Donald Frederick Walker (15 August 1912 – 18 June 1941) was an English first-class cricketer who played for Hampshire between 1937 and 1939. A left-handed batsman and occasional wicketkeeper Walker played 73 first-class games for Hampshire. In 1937 during a County Championship match played against Sussex, at the United Services Recreation Ground Walker and Gerry Hill put on 235 for the 5th wicket, which remains to this day a Hampshire record. A patient batsman, Walker was able to manufacture an innings with great touch. His best season came in 1939, in what was to be his last season. Walker scored 1,117 runs, including three centuries; average 29.39.

Walker was also a strong Rugby player, he captained the Dorset County team and also captained a Royal Air Force side.

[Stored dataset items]
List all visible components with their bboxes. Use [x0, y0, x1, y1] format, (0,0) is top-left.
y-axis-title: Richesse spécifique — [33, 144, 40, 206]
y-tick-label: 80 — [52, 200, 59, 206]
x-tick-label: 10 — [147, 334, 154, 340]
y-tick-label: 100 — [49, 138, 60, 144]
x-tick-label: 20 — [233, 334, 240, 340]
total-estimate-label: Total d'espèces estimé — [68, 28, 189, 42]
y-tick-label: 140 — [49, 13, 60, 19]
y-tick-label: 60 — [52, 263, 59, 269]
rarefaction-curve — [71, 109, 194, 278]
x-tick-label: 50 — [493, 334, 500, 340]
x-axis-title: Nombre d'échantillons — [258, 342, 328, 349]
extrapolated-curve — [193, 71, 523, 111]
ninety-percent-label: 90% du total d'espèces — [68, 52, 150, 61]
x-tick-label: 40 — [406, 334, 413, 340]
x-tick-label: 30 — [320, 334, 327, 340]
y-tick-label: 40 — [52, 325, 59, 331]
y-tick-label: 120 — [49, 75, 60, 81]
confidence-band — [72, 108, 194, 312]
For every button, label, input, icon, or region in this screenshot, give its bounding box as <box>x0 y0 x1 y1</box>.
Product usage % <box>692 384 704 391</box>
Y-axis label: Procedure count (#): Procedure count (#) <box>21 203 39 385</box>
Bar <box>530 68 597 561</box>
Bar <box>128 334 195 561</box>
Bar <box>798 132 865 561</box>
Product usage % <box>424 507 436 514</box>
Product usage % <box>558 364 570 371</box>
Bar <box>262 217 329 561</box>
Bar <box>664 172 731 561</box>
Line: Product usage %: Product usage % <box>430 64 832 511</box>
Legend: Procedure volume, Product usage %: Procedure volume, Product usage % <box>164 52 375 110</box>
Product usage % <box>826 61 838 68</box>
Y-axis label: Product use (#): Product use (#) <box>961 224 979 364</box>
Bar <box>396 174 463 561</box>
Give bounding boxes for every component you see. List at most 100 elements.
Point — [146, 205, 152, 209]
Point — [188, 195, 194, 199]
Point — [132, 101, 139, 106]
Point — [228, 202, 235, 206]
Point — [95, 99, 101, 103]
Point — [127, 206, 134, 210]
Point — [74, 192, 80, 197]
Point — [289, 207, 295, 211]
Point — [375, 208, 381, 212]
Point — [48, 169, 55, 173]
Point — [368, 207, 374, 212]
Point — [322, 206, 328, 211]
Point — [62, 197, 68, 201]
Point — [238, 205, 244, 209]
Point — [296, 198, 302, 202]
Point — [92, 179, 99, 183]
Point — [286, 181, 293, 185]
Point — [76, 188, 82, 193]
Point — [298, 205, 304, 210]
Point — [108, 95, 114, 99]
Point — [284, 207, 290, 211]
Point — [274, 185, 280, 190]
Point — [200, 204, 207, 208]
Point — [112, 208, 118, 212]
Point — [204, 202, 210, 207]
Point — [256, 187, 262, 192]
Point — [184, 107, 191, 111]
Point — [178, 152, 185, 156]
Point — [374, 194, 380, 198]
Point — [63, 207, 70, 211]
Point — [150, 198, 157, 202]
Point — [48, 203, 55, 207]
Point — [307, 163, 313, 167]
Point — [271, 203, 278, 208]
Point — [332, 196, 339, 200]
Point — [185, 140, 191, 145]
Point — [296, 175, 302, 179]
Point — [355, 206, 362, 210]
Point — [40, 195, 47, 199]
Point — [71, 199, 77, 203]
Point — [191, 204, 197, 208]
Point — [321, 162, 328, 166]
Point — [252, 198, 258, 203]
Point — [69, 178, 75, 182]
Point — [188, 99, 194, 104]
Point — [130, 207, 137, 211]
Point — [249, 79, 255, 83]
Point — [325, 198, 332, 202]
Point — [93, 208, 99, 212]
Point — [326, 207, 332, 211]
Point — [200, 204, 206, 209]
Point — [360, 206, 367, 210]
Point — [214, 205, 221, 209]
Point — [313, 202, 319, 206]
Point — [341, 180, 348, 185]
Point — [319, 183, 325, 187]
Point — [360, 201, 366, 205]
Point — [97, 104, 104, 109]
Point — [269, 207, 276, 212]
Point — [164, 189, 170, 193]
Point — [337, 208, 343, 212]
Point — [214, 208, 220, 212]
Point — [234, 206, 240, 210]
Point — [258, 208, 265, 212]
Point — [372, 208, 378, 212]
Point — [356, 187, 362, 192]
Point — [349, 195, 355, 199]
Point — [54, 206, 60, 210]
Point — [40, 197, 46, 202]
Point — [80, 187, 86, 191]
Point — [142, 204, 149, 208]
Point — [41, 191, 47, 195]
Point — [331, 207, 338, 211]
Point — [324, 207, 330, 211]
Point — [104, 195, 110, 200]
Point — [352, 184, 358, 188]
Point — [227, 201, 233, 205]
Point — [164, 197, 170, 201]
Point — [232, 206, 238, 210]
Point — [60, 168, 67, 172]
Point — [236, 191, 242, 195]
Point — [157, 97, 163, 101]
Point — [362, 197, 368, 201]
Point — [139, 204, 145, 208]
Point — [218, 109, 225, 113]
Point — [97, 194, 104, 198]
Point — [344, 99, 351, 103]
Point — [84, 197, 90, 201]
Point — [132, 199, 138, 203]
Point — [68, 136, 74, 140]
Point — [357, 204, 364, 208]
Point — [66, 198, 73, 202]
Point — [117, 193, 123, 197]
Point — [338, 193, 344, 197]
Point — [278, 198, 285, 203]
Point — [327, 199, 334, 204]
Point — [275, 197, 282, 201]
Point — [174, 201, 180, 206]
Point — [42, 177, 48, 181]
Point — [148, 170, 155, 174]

= TASKS TO CARRY OUT =
1) List every distinct year that appears in the cricketer biography, in the order each first occurs.
2) Reproduce the cricketer biography word for word, starting at "Donald Frederick Walker" and ending at "centuries; average 29.39.".
The records have no connection to the cricketer biography.

= ANSWERS TO EACH TASK =
1) 1912, 1941, 1937, 1939

2)
Donald Frederick Walker (15 August 1912 – 18 June 1941) was an English first-class cricketer who played for Hampshire between 1937 and 1939. A left-handed batsman and occasional wicketkeeper Walker played 73 first-class games for Hampshire. In 1937 during a County Championship match played against Sussex, at the United Services Recreation Ground Walker and Gerry Hill put on 235 for the 5th wicket, which remains to this day a Hampshire record. A patient batsman, Walker was able to manufacture an innings with great touch. His best season came in 1939, in what was to be his last season. Walker scored 1,117 runs, including three centuries; average 29.39.